TASK INPUT start

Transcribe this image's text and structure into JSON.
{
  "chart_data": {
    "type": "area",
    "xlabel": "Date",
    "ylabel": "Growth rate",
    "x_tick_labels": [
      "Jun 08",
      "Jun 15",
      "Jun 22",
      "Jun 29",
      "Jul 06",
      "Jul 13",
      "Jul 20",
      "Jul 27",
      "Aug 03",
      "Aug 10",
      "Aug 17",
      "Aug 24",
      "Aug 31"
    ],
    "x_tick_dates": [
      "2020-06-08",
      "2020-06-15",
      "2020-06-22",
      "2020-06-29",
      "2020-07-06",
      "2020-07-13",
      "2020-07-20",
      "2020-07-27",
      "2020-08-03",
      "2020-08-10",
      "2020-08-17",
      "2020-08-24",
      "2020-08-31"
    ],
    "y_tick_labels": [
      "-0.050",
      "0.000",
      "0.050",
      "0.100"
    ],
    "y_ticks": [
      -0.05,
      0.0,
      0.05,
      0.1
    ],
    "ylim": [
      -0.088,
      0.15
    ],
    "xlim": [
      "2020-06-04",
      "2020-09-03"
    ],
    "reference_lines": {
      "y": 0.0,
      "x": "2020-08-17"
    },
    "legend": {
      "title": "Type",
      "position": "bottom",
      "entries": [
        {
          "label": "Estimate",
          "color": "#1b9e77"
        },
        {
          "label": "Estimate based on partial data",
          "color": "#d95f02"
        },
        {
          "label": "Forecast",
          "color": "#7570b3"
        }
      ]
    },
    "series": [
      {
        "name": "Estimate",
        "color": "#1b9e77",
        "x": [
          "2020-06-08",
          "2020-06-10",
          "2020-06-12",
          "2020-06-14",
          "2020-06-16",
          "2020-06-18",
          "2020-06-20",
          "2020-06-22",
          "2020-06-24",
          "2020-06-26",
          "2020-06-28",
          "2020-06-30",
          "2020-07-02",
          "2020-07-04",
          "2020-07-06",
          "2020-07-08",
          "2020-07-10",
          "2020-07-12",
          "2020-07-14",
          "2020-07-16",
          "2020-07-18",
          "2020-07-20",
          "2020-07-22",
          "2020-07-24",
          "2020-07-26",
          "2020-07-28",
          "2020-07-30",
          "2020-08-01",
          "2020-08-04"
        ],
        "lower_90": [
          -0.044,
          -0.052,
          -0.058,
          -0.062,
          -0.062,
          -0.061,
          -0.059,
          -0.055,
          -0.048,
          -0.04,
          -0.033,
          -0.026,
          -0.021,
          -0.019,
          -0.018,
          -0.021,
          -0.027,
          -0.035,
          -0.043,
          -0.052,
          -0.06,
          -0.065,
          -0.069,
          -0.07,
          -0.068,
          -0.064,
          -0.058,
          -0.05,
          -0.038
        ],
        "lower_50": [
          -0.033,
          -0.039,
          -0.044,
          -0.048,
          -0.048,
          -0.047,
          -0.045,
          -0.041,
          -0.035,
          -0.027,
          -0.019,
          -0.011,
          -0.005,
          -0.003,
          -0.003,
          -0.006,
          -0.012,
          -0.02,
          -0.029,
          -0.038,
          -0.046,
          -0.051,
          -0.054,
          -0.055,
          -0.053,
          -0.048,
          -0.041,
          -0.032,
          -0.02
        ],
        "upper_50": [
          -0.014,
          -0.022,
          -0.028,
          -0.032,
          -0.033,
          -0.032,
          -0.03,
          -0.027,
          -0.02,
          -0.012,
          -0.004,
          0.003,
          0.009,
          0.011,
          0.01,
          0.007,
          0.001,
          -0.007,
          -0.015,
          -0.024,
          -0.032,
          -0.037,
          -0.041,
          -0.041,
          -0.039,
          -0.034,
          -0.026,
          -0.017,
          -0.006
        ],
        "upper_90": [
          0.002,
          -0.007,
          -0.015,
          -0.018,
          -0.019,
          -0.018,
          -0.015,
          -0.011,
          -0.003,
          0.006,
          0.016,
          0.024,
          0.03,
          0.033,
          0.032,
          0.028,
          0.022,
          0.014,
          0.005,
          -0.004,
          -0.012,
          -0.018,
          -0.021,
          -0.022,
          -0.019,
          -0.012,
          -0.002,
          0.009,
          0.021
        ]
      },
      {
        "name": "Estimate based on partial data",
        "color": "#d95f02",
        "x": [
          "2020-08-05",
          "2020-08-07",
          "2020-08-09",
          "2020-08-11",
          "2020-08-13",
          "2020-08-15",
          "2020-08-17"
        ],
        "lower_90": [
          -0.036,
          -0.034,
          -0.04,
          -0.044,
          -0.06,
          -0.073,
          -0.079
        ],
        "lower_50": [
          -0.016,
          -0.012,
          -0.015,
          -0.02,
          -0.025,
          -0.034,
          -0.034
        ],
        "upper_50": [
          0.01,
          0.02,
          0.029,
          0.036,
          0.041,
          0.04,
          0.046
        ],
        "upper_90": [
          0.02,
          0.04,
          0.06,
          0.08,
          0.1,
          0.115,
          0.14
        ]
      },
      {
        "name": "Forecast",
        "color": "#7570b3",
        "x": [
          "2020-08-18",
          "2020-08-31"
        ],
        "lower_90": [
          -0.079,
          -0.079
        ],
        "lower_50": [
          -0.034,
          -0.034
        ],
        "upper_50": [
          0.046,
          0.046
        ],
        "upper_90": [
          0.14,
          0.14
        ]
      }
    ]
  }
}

TASK INPUT end

Write down the full listing again, exactly.

§ SOLUTION:
Transcribe this image's text and structure into JSON.
{
  "chart_data": {
    "type": "area",
    "xlabel": "Date",
    "ylabel": "Growth rate",
    "x_tick_labels": [
      "Jun 08",
      "Jun 15",
      "Jun 22",
      "Jun 29",
      "Jul 06",
      "Jul 13",
      "Jul 20",
      "Jul 27",
      "Aug 03",
      "Aug 10",
      "Aug 17",
      "Aug 24",
      "Aug 31"
    ],
    "x_tick_dates": [
      "2020-06-08",
      "2020-06-15",
      "2020-06-22",
      "2020-06-29",
      "2020-07-06",
      "2020-07-13",
      "2020-07-20",
      "2020-07-27",
      "2020-08-03",
      "2020-08-10",
      "2020-08-17",
      "2020-08-24",
      "2020-08-31"
    ],
    "y_tick_labels": [
      "-0.050",
      "0.000",
      "0.050",
      "0.100"
    ],
    "y_ticks": [
      -0.05,
      0.0,
      0.05,
      0.1
    ],
    "ylim": [
      -0.088,
      0.15
    ],
    "xlim": [
      "2020-06-04",
      "2020-09-03"
    ],
    "reference_lines": {
      "y": 0.0,
      "x": "2020-08-17"
    },
    "legend": {
      "title": "Type",
      "position": "bottom",
      "entries": [
        {
          "label": "Estimate",
          "color": "#1b9e77"
        },
        {
          "label": "Estimate based on partial data",
          "color": "#d95f02"
        },
        {
          "label": "Forecast",
          "color": "#7570b3"
        }
      ]
    },
    "series": [
      {
        "name": "Estimate",
        "color": "#1b9e77",
        "x": [
          "2020-06-08",
          "2020-06-10",
          "2020-06-12",
          "2020-06-14",
          "2020-06-16",
          "2020-06-18",
          "2020-06-20",
          "2020-06-22",
          "2020-06-24",
          "2020-06-26",
          "2020-06-28",
          "2020-06-30",
          "2020-07-02",
          "2020-07-04",
          "2020-07-06",
          "2020-07-08",
          "2020-07-10",
          "2020-07-12",
          "2020-07-14",
          "2020-07-16",
          "2020-07-18",
          "2020-07-20",
          "2020-07-22",
          "2020-07-24",
          "2020-07-26",
          "2020-07-28",
          "2020-07-30",
          "2020-08-01",
          "2020-08-04"
        ],
        "lower_90": [
          -0.044,
          -0.052,
          -0.058,
          -0.062,
          -0.062,
          -0.061,
          -0.059,
          -0.055,
          -0.048,
          -0.04,
          -0.033,
          -0.026,
          -0.021,
          -0.019,
          -0.018,
          -0.021,
          -0.027,
          -0.035,
          -0.043,
          -0.052,
          -0.06,
          -0.065,
          -0.069,
          -0.07,
          -0.068,
          -0.064,
          -0.058,
          -0.05,
          -0.038
        ],
        "lower_50": [
          -0.033,
          -0.039,
          -0.044,
          -0.048,
          -0.048,
          -0.047,
          -0.045,
          -0.041,
          -0.035,
          -0.027,
          -0.019,
          -0.011,
          -0.005,
          -0.003,
          -0.003,
          -0.006,
          -0.012,
          -0.02,
          -0.029,
          -0.038,
          -0.046,
          -0.051,
          -0.054,
          -0.055,
          -0.053,
          -0.048,
          -0.041,
          -0.032,
          -0.02
        ],
        "upper_50": [
          -0.014,
          -0.022,
          -0.028,
          -0.032,
          -0.033,
          -0.032,
          -0.03,
          -0.027,
          -0.02,
          -0.012,
          -0.004,
          0.003,
          0.009,
          0.011,
          0.01,
          0.007,
          0.001,
          -0.007,
          -0.015,
          -0.024,
          -0.032,
          -0.037,
          -0.041,
          -0.041,
          -0.039,
          -0.034,
          -0.026,
          -0.017,
          -0.006
        ],
        "upper_90": [
          0.002,
          -0.007,
          -0.015,
          -0.018,
          -0.019,
          -0.018,
          -0.015,
          -0.011,
          -0.003,
          0.006,
          0.016,
          0.024,
          0.03,
          0.033,
          0.032,
          0.028,
          0.022,
          0.014,
          0.005,
          -0.004,
          -0.012,
          -0.018,
          -0.021,
          -0.022,
          -0.019,
          -0.012,
          -0.002,
          0.009,
          0.021
        ]
      },
      {
        "name": "Estimate based on partial data",
        "color": "#d95f02",
        "x": [
          "2020-08-05",
          "2020-08-07",
          "2020-08-09",
          "2020-08-11",
          "2020-08-13",
          "2020-08-15",
          "2020-08-17"
        ],
        "lower_90": [
          -0.036,
          -0.034,
          -0.04,
          -0.044,
          -0.06,
          -0.073,
          -0.079
        ],
        "lower_50": [
          -0.016,
          -0.012,
          -0.015,
          -0.02,
          -0.025,
          -0.034,
          -0.034
        ],
        "upper_50": [
          0.01,
          0.02,
          0.029,
          0.036,
          0.041,
          0.04,
          0.046
        ],
        "upper_90": [
          0.02,
          0.04,
          0.06,
          0.08,
          0.1,
          0.115,
          0.14
        ]
      },
      {
        "name": "Forecast",
        "color": "#7570b3",
        "x": [
          "2020-08-18",
          "2020-08-31"
        ],
        "lower_90": [
          -0.079,
          -0.079
        ],
        "lower_50": [
          -0.034,
          -0.034
        ],
        "upper_50": [
          0.046,
          0.046
        ],
        "upper_90": [
          0.14,
          0.14
        ]
      }
    ]
  }
}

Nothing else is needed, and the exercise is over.